* Start Records provided *

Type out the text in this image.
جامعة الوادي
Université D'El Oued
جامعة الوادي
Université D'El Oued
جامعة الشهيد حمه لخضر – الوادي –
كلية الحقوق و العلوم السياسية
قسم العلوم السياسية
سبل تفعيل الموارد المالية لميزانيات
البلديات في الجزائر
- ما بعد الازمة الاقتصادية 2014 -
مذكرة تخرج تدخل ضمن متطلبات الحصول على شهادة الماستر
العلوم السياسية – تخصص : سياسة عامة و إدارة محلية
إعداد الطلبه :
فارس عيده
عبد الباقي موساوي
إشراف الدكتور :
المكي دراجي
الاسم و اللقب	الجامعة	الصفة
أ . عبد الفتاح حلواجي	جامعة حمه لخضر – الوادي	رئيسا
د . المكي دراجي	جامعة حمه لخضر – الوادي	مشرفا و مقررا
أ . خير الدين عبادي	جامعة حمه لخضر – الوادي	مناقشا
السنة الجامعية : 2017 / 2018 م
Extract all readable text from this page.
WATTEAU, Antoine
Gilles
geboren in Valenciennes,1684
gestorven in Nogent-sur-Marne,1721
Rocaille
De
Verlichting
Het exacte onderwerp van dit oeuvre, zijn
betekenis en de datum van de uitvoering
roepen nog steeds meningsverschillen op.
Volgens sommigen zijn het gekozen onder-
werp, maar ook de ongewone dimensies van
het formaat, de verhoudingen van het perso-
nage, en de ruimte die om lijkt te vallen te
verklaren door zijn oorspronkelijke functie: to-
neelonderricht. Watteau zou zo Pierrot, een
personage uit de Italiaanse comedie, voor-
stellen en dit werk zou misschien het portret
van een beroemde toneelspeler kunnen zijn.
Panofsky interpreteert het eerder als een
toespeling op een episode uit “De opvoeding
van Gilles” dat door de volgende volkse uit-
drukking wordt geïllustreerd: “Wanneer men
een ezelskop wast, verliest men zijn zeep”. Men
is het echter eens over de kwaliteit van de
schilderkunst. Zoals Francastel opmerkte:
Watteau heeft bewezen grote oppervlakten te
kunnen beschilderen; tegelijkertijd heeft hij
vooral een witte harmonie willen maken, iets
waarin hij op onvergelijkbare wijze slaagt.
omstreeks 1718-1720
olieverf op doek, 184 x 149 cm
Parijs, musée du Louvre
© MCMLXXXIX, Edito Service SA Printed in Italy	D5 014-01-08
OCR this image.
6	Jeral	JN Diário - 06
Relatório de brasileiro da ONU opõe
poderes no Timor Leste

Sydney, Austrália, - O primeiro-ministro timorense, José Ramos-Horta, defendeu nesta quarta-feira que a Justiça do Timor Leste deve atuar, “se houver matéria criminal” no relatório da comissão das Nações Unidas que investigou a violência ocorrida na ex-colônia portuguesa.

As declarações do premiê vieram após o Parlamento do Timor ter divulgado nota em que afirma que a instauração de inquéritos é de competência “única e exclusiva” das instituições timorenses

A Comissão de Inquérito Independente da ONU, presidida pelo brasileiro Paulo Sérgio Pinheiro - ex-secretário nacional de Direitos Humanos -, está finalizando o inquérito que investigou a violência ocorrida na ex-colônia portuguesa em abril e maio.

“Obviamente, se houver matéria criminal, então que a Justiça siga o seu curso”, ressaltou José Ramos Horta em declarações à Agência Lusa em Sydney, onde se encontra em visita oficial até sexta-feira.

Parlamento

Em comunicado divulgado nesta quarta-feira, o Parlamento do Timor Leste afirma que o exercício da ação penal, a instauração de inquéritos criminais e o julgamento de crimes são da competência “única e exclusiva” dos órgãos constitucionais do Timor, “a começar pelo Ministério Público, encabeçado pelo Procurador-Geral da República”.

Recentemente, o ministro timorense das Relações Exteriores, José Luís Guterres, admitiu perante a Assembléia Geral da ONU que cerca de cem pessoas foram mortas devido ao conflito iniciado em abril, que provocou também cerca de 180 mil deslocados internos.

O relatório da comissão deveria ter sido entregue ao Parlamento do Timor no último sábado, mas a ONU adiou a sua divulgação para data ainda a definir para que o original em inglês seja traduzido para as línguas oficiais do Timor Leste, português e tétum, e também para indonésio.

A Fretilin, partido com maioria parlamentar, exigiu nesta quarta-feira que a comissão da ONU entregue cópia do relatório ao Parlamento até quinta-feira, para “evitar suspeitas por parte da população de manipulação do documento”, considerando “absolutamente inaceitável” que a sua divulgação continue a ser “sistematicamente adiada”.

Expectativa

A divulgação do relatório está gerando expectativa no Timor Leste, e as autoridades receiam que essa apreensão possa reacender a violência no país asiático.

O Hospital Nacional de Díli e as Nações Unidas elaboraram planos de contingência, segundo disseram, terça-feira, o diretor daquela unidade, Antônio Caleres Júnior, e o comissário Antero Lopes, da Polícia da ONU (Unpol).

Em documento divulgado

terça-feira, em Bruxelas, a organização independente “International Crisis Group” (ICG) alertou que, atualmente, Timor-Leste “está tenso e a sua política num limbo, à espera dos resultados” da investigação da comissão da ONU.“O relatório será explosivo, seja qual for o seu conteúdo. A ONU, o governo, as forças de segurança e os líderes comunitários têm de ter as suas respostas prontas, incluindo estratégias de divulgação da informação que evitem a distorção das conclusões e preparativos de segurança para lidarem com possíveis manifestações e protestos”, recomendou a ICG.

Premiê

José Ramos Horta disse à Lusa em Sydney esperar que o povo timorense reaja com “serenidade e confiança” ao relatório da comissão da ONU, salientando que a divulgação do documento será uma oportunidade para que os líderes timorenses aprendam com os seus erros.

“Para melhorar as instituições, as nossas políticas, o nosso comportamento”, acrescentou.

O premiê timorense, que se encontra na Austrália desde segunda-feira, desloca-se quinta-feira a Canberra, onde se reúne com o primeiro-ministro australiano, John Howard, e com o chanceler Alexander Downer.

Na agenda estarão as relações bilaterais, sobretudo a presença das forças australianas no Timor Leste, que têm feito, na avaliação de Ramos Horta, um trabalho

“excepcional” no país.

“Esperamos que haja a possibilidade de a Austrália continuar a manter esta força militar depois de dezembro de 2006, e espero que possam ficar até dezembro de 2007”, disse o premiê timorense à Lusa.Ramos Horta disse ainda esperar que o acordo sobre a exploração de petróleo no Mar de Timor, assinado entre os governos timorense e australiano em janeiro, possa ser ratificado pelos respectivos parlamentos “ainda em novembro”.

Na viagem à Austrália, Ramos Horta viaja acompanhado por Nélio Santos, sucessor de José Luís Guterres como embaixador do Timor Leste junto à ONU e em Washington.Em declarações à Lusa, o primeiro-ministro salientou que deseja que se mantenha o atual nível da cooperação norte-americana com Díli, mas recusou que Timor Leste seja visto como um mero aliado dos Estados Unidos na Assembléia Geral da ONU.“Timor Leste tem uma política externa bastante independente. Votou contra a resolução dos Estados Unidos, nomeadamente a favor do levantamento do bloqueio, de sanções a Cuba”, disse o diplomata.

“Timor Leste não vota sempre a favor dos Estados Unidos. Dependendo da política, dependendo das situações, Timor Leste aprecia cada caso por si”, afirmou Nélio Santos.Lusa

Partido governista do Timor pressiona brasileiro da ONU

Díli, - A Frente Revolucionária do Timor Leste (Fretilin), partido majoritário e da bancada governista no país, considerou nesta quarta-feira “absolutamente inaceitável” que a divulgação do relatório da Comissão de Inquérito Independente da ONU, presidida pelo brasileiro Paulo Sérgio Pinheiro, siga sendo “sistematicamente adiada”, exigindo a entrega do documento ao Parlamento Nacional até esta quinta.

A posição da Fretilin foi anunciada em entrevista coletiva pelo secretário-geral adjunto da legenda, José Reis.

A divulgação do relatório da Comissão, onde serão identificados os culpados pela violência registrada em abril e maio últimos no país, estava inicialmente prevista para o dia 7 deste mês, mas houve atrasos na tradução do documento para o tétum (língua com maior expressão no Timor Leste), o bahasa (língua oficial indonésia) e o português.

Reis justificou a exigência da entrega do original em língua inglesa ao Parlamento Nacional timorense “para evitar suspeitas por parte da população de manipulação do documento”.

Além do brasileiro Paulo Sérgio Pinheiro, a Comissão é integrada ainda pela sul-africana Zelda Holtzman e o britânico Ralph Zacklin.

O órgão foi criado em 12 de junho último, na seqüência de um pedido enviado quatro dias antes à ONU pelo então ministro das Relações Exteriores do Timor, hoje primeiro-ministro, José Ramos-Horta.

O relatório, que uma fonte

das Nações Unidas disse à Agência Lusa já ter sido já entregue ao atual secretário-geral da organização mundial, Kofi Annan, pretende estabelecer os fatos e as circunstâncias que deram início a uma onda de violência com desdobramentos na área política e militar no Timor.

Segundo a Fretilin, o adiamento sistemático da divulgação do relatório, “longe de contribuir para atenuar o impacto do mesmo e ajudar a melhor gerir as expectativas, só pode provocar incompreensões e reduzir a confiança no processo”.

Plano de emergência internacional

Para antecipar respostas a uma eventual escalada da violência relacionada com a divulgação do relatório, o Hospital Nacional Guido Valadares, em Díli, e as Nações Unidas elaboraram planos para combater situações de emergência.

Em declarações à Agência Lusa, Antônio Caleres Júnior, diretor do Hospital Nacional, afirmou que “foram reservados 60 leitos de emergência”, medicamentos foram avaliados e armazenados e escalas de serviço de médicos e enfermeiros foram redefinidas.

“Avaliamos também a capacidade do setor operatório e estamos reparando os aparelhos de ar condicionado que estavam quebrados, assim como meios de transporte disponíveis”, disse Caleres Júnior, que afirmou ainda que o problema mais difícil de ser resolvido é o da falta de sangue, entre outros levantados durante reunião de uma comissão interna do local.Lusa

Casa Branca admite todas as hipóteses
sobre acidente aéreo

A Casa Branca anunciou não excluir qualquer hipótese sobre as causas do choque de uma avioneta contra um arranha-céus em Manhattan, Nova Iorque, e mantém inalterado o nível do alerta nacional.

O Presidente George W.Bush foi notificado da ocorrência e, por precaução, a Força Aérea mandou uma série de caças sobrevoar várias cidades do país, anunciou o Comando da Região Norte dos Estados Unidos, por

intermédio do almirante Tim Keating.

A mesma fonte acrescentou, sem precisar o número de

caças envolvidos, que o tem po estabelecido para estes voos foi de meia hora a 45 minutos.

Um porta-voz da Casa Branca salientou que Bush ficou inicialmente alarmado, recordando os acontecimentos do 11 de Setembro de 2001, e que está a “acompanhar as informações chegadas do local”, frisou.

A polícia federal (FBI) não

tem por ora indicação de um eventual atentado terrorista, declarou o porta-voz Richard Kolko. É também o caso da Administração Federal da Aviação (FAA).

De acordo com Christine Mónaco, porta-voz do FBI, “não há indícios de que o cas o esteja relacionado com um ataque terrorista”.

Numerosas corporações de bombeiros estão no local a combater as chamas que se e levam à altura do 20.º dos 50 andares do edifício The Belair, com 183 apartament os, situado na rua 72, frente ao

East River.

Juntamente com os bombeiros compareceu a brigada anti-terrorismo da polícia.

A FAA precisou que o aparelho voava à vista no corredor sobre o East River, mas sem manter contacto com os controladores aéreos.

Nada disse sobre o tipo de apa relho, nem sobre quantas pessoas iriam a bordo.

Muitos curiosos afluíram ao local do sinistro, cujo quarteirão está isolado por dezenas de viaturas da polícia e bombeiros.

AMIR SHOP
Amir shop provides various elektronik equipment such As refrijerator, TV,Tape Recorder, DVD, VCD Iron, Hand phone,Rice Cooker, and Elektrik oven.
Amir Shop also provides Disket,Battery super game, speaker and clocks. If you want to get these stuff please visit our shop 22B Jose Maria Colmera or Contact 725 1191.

* End Records provided *

-- Task goal --
Isolate the lines that hold the word "eventual" and copy all of them.

-- Problem solution --
Para antecipar respostas a uma eventual escalada da violência relacionada com a divulgação do relatório, o Hospital Nacional Guido Valadares, em Díli, e as Nações Unidas elaboraram planos para combater situações de emergência.
tem por ora indicação de um eventual atentado terrorista, declarou o porta-voz Richard Kolko. É também o caso da Administração Federal da Aviação (FAA).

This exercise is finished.